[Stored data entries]
-=-=-
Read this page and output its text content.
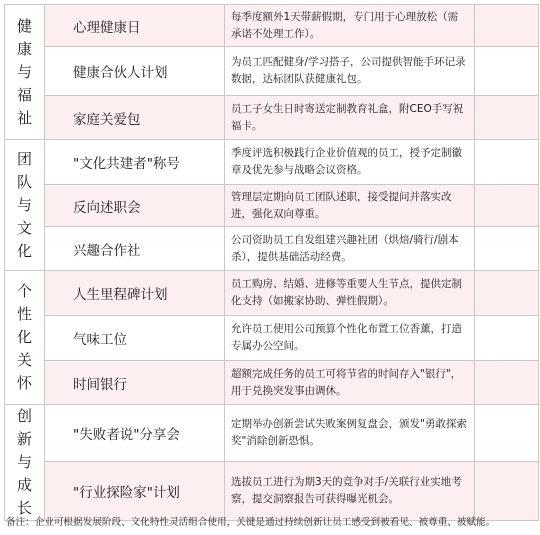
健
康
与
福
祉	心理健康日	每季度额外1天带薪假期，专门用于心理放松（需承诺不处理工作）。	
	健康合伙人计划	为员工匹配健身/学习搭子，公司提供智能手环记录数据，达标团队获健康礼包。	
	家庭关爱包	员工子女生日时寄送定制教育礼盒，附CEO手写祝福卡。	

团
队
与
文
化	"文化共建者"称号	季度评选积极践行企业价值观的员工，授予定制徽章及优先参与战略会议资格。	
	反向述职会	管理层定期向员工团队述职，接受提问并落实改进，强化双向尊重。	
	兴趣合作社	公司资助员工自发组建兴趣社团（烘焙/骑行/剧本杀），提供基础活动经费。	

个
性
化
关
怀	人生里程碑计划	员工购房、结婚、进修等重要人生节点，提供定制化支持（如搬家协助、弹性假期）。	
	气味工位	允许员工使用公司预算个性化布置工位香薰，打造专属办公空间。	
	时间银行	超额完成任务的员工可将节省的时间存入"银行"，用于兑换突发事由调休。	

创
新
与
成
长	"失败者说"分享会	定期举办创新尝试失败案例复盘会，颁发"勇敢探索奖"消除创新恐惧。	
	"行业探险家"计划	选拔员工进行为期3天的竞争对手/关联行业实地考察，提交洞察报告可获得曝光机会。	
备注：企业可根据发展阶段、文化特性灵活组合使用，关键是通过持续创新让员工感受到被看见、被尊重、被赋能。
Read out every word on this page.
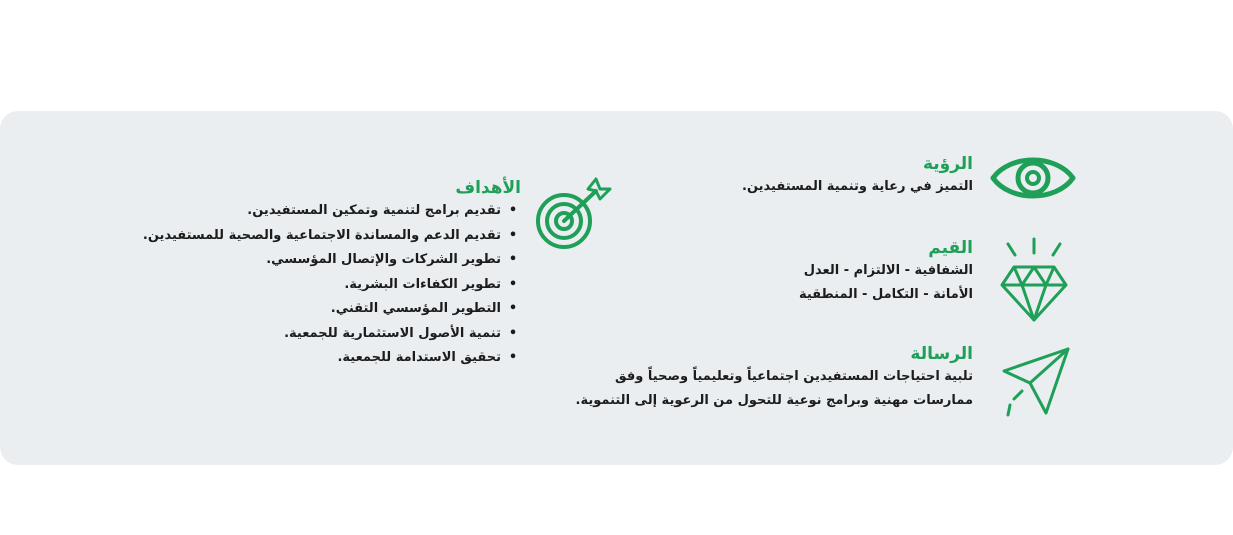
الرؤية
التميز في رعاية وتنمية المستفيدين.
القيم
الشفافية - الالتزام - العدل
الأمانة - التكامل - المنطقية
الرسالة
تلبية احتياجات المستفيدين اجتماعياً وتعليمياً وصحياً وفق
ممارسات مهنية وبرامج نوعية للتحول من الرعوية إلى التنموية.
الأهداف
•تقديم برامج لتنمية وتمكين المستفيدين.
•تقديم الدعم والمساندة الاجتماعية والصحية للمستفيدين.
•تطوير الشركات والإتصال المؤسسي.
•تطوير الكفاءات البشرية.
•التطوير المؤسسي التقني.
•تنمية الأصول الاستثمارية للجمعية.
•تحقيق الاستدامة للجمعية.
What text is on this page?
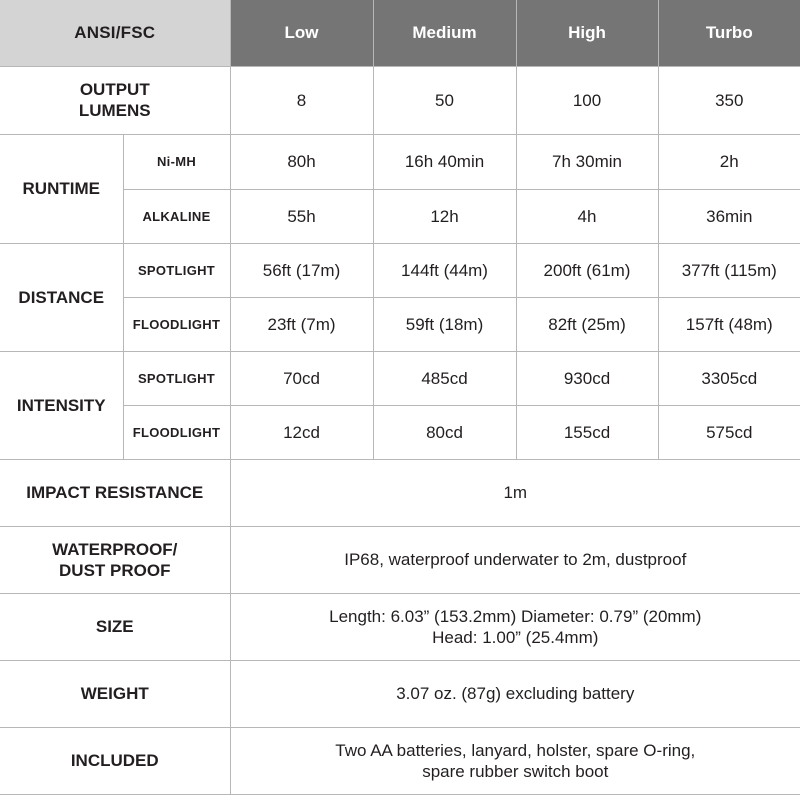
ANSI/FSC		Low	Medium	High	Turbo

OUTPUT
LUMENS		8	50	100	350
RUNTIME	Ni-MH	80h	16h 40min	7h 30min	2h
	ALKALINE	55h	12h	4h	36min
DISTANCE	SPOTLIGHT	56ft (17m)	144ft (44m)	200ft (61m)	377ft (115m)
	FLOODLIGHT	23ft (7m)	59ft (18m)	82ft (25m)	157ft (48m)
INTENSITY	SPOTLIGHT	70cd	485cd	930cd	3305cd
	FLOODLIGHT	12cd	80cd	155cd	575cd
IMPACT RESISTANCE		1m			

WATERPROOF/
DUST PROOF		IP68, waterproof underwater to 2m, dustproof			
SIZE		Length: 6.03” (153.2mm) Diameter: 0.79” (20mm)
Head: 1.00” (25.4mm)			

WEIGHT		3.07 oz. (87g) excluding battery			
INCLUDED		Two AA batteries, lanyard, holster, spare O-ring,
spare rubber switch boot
-=-=-
INSTRUCTIONS FOR THE TASK - Write out every record above exactly as it stands, but leave out the pictures.

WRITTEN RESPONSE -
Read this page and output its text content.
健
康
与
福
祉	心理健康日	每季度额外1天带薪假期，专门用于心理放松（需承诺不处理工作）。	
	健康合伙人计划	为员工匹配健身/学习搭子，公司提供智能手环记录数据，达标团队获健康礼包。	
	家庭关爱包	员工子女生日时寄送定制教育礼盒，附CEO手写祝福卡。	

团
队
与
文
化	"文化共建者"称号	季度评选积极践行企业价值观的员工，授予定制徽章及优先参与战略会议资格。	
	反向述职会	管理层定期向员工团队述职，接受提问并落实改进，强化双向尊重。	
	兴趣合作社	公司资助员工自发组建兴趣社团（烘焙/骑行/剧本杀），提供基础活动经费。	

个
性
化
关
怀	人生里程碑计划	员工购房、结婚、进修等重要人生节点，提供定制化支持（如搬家协助、弹性假期）。	
	气味工位	允许员工使用公司预算个性化布置工位香薰，打造专属办公空间。	
	时间银行	超额完成任务的员工可将节省的时间存入"银行"，用于兑换突发事由调休。	

创
新
与
成
长	"失败者说"分享会	定期举办创新尝试失败案例复盘会，颁发"勇敢探索奖"消除创新恐惧。	
	"行业探险家"计划	选拔员工进行为期3天的竞争对手/关联行业实地考察，提交洞察报告可获得曝光机会。	
备注：企业可根据发展阶段、文化特性灵活组合使用，关键是通过持续创新让员工感受到被看见、被尊重、被赋能。
Read out every word on this page.
الرؤية
التميز في رعاية وتنمية المستفيدين.
القيم
الشفافية - الالتزام - العدل
الأمانة - التكامل - المنطقية
الرسالة
تلبية احتياجات المستفيدين اجتماعياً وتعليمياً وصحياً وفق
ممارسات مهنية وبرامج نوعية للتحول من الرعوية إلى التنموية.
الأهداف
•تقديم برامج لتنمية وتمكين المستفيدين.
•تقديم الدعم والمساندة الاجتماعية والصحية للمستفيدين.
•تطوير الشركات والإتصال المؤسسي.
•تطوير الكفاءات البشرية.
•التطوير المؤسسي التقني.
•تنمية الأصول الاستثمارية للجمعية.
•تحقيق الاستدامة للجمعية.
What text is on this page?
ANSI/FSC		Low	Medium	High	Turbo

OUTPUT
LUMENS		8	50	100	350
RUNTIME	Ni-MH	80h	16h 40min	7h 30min	2h
	ALKALINE	55h	12h	4h	36min
DISTANCE	SPOTLIGHT	56ft (17m)	144ft (44m)	200ft (61m)	377ft (115m)
	FLOODLIGHT	23ft (7m)	59ft (18m)	82ft (25m)	157ft (48m)
INTENSITY	SPOTLIGHT	70cd	485cd	930cd	3305cd
	FLOODLIGHT	12cd	80cd	155cd	575cd
IMPACT RESISTANCE		1m			

WATERPROOF/
DUST PROOF		IP68, waterproof underwater to 2m, dustproof			
SIZE		Length: 6.03” (153.2mm) Diameter: 0.79” (20mm)
Head: 1.00” (25.4mm)			

WEIGHT		3.07 oz. (87g) excluding battery			
INCLUDED		Two AA batteries, lanyard, holster, spare O-ring,
spare rubber switch boot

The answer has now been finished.